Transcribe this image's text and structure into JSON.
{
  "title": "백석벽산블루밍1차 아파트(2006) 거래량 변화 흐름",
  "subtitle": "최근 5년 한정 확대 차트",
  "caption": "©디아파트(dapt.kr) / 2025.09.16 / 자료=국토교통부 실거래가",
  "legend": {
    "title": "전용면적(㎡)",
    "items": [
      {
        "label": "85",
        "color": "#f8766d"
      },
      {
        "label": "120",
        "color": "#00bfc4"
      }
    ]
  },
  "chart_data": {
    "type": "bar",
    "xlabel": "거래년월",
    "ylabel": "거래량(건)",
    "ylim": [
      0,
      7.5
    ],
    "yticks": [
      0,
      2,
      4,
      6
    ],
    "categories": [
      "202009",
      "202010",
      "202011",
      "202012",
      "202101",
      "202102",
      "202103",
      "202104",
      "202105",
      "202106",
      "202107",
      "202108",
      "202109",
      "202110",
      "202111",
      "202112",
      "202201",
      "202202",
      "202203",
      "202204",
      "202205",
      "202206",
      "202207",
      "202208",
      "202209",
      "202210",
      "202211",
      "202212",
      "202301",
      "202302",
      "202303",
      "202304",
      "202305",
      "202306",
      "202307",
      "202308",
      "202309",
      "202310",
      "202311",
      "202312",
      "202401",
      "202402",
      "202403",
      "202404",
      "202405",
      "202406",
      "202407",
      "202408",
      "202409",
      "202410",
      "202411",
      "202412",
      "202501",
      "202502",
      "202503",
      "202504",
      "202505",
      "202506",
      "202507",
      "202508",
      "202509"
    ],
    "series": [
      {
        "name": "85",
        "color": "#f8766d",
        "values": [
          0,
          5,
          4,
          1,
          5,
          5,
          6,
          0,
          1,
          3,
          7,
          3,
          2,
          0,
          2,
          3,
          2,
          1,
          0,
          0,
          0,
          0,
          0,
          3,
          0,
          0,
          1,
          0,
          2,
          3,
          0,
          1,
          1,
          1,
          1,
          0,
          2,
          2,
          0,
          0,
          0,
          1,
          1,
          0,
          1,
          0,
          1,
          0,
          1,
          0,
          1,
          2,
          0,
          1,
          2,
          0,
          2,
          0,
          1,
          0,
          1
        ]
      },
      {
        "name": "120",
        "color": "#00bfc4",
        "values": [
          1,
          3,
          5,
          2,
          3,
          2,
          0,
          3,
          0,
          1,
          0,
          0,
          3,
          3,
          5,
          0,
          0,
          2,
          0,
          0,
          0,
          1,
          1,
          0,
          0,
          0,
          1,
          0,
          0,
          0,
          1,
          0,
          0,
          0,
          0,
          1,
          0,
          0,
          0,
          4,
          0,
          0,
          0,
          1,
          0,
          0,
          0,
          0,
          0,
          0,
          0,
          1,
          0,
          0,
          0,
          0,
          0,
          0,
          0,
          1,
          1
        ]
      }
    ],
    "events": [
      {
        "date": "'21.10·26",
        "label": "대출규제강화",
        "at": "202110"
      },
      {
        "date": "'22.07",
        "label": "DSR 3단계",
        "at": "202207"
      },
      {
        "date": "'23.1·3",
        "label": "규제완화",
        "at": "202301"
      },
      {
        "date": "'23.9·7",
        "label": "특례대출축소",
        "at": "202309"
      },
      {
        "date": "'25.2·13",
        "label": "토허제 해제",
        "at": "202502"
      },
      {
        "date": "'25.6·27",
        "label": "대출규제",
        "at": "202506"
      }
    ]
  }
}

____________

■ AIM
Extract each entry in full, exactly as given.

■ REPLY
Transcribe this image's text and structure into JSON.
{
  "title": "백석벽산블루밍1차 아파트(2006) 거래량 변화 흐름",
  "subtitle": "최근 5년 한정 확대 차트",
  "caption": "©디아파트(dapt.kr) / 2025.09.16 / 자료=국토교통부 실거래가",
  "legend": {
    "title": "전용면적(㎡)",
    "items": [
      {
        "label": "85",
        "color": "#f8766d"
      },
      {
        "label": "120",
        "color": "#00bfc4"
      }
    ]
  },
  "chart_data": {
    "type": "bar",
    "xlabel": "거래년월",
    "ylabel": "거래량(건)",
    "ylim": [
      0,
      7.5
    ],
    "yticks": [
      0,
      2,
      4,
      6
    ],
    "categories": [
      "202009",
      "202010",
      "202011",
      "202012",
      "202101",
      "202102",
      "202103",
      "202104",
      "202105",
      "202106",
      "202107",
      "202108",
      "202109",
      "202110",
      "202111",
      "202112",
      "202201",
      "202202",
      "202203",
      "202204",
      "202205",
      "202206",
      "202207",
      "202208",
      "202209",
      "202210",
      "202211",
      "202212",
      "202301",
      "202302",
      "202303",
      "202304",
      "202305",
      "202306",
      "202307",
      "202308",
      "202309",
      "202310",
      "202311",
      "202312",
      "202401",
      "202402",
      "202403",
      "202404",
      "202405",
      "202406",
      "202407",
      "202408",
      "202409",
      "202410",
      "202411",
      "202412",
      "202501",
      "202502",
      "202503",
      "202504",
      "202505",
      "202506",
      "202507",
      "202508",
      "202509"
    ],
    "series": [
      {
        "name": "85",
        "color": "#f8766d",
        "values": [
          0,
          5,
          4,
          1,
          5,
          5,
          6,
          0,
          1,
          3,
          7,
          3,
          2,
          0,
          2,
          3,
          2,
          1,
          0,
          0,
          0,
          0,
          0,
          3,
          0,
          0,
          1,
          0,
          2,
          3,
          0,
          1,
          1,
          1,
          1,
          0,
          2,
          2,
          0,
          0,
          0,
          1,
          1,
          0,
          1,
          0,
          1,
          0,
          1,
          0,
          1,
          2,
          0,
          1,
          2,
          0,
          2,
          0,
          1,
          0,
          1
        ]
      },
      {
        "name": "120",
        "color": "#00bfc4",
        "values": [
          1,
          3,
          5,
          2,
          3,
          2,
          0,
          3,
          0,
          1,
          0,
          0,
          3,
          3,
          5,
          0,
          0,
          2,
          0,
          0,
          0,
          1,
          1,
          0,
          0,
          0,
          1,
          0,
          0,
          0,
          1,
          0,
          0,
          0,
          0,
          1,
          0,
          0,
          0,
          4,
          0,
          0,
          0,
          1,
          0,
          0,
          0,
          0,
          0,
          0,
          0,
          1,
          0,
          0,
          0,
          0,
          0,
          0,
          0,
          1,
          1
        ]
      }
    ],
    "events": [
      {
        "date": "'21.10·26",
        "label": "대출규제강화",
        "at": "202110"
      },
      {
        "date": "'22.07",
        "label": "DSR 3단계",
        "at": "202207"
      },
      {
        "date": "'23.1·3",
        "label": "규제완화",
        "at": "202301"
      },
      {
        "date": "'23.9·7",
        "label": "특례대출축소",
        "at": "202309"
      },
      {
        "date": "'25.2·13",
        "label": "토허제 해제",
        "at": "202502"
      },
      {
        "date": "'25.6·27",
        "label": "대출규제",
        "at": "202506"
      }
    ]
  }
}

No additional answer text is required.